→ Aim of the exercise: Report every line from the material that contains the word "false".

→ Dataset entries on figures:
** Begin **
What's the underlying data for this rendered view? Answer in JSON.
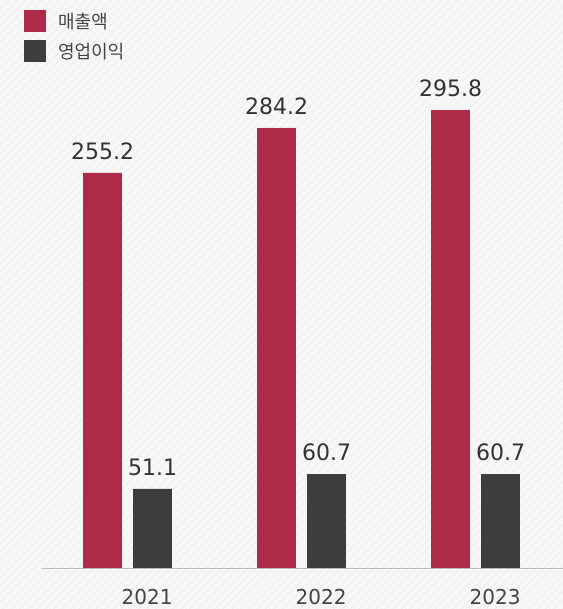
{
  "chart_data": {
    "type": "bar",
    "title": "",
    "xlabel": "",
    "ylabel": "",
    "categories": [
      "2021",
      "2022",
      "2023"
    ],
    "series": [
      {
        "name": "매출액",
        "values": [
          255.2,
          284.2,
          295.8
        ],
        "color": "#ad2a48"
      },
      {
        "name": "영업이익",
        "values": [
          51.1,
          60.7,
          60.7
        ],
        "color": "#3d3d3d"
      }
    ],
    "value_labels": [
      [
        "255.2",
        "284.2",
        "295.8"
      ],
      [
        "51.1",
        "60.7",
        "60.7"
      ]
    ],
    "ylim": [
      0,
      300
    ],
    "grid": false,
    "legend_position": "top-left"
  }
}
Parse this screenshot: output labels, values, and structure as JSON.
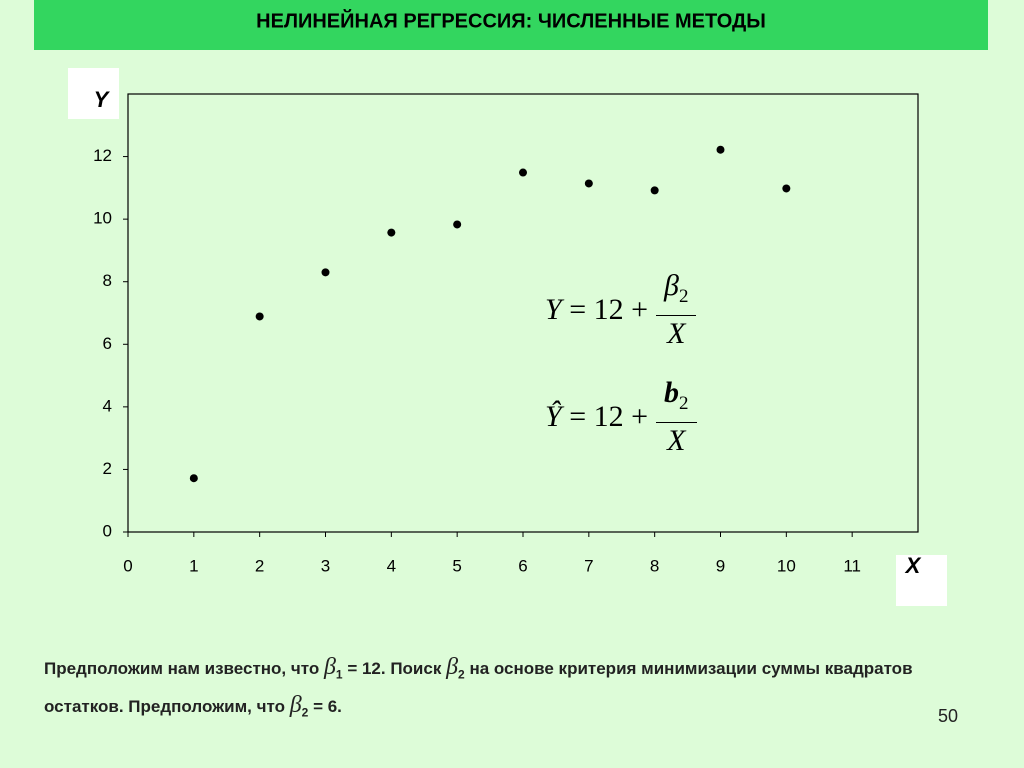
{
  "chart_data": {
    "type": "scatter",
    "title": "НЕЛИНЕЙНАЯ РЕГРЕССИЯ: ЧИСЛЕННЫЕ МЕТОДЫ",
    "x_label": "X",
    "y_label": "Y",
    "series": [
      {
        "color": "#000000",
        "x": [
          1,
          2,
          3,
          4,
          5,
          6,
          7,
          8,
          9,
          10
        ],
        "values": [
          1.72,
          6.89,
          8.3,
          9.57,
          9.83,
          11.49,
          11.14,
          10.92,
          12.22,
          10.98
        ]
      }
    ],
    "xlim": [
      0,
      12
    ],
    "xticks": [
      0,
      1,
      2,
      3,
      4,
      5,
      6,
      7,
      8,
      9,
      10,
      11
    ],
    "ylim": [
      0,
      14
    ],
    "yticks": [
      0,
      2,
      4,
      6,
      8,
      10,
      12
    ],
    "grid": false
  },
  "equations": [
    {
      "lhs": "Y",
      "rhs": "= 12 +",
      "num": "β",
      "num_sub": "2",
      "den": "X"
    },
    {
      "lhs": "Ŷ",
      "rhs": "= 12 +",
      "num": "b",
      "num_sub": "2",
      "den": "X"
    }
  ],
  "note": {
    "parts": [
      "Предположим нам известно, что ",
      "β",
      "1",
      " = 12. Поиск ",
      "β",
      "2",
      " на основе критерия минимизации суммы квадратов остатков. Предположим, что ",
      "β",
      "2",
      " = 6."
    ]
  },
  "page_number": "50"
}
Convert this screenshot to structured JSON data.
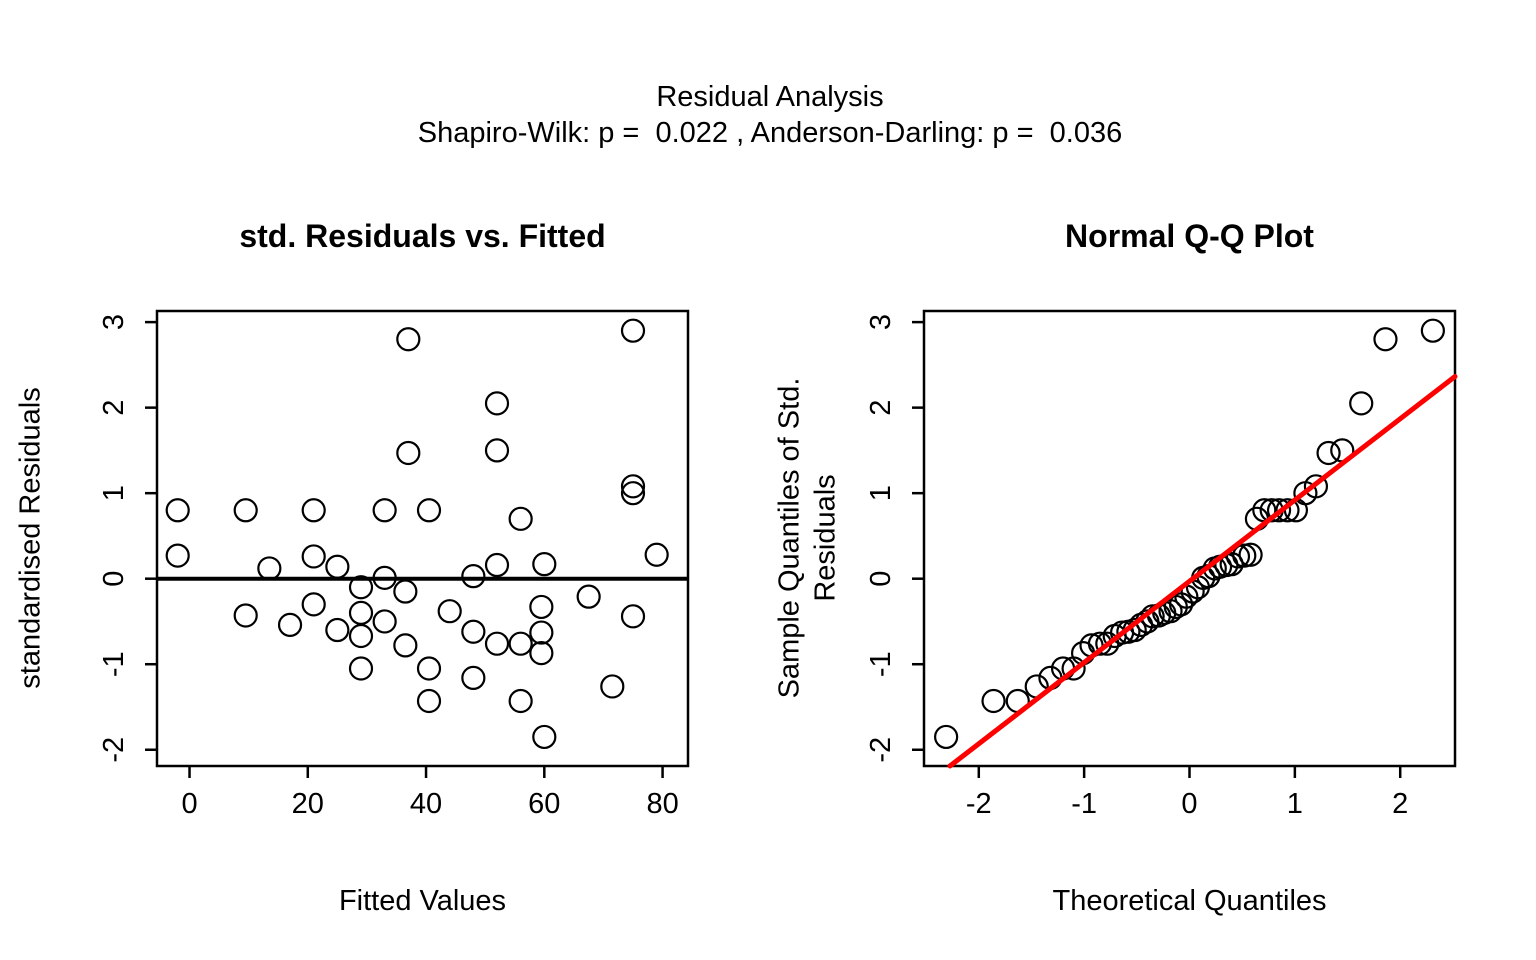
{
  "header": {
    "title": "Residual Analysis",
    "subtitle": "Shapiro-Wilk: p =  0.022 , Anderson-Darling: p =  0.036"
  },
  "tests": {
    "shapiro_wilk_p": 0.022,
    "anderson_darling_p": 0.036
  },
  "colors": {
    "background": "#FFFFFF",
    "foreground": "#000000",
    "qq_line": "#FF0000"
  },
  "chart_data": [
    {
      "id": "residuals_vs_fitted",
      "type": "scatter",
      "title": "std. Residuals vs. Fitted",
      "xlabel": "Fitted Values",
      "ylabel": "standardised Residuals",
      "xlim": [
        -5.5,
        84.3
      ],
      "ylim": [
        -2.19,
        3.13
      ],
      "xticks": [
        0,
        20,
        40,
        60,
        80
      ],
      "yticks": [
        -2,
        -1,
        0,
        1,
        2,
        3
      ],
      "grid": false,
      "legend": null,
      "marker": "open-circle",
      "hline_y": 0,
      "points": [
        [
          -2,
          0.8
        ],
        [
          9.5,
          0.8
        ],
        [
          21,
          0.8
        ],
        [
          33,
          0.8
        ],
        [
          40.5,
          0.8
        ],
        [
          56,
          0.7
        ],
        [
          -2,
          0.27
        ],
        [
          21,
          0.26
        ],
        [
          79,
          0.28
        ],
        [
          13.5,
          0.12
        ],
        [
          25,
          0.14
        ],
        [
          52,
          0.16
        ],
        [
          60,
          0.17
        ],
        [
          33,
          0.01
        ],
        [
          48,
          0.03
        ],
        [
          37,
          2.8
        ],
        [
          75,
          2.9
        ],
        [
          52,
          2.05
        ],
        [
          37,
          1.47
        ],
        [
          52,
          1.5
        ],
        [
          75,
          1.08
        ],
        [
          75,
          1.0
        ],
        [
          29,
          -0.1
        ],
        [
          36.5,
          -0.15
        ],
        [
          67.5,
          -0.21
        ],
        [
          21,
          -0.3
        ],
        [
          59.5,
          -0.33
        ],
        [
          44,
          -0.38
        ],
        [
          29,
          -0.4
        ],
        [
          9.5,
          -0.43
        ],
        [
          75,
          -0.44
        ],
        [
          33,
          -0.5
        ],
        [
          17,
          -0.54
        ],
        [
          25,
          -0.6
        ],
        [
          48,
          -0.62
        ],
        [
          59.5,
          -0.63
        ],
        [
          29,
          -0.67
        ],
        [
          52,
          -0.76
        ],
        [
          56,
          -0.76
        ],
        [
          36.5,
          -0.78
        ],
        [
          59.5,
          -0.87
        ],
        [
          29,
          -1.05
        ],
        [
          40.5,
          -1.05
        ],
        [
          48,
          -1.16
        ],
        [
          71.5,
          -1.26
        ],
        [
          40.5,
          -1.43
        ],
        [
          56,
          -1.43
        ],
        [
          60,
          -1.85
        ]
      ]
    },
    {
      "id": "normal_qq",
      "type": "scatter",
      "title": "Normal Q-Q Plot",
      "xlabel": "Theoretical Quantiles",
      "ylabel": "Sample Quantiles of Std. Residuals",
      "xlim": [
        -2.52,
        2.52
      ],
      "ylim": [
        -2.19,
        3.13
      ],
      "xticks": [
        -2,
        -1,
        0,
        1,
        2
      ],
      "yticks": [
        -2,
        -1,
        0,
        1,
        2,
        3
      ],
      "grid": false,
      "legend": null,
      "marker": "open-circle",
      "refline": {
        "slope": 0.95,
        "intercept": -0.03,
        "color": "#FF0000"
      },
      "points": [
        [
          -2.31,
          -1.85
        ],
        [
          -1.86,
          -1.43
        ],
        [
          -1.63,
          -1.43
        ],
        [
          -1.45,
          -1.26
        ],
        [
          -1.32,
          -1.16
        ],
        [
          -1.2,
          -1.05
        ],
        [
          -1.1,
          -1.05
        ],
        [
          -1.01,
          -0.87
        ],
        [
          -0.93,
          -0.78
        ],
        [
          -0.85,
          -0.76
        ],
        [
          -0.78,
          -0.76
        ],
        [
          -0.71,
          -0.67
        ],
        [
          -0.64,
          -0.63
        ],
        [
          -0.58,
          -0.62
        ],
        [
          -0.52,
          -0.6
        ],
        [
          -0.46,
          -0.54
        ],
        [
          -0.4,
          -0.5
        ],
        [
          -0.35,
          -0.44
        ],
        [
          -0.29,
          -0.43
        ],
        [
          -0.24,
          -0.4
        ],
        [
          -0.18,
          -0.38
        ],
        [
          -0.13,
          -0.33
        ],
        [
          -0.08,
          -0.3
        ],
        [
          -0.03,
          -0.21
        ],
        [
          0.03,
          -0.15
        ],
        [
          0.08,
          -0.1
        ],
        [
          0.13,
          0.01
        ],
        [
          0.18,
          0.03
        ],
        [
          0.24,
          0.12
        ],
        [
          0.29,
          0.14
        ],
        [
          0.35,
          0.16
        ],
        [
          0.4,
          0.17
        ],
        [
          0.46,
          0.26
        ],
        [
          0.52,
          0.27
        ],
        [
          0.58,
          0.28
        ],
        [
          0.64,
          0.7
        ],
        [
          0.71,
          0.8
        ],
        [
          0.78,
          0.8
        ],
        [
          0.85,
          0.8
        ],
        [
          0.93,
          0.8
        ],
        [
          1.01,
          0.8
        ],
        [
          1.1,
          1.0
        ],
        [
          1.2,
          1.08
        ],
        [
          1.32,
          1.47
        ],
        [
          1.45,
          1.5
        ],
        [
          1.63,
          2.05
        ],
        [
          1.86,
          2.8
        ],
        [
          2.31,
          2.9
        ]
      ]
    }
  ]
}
** End **
→ Answer below:
    "grid": false,
    "grid": false
      "grid": false,
      "grid": false,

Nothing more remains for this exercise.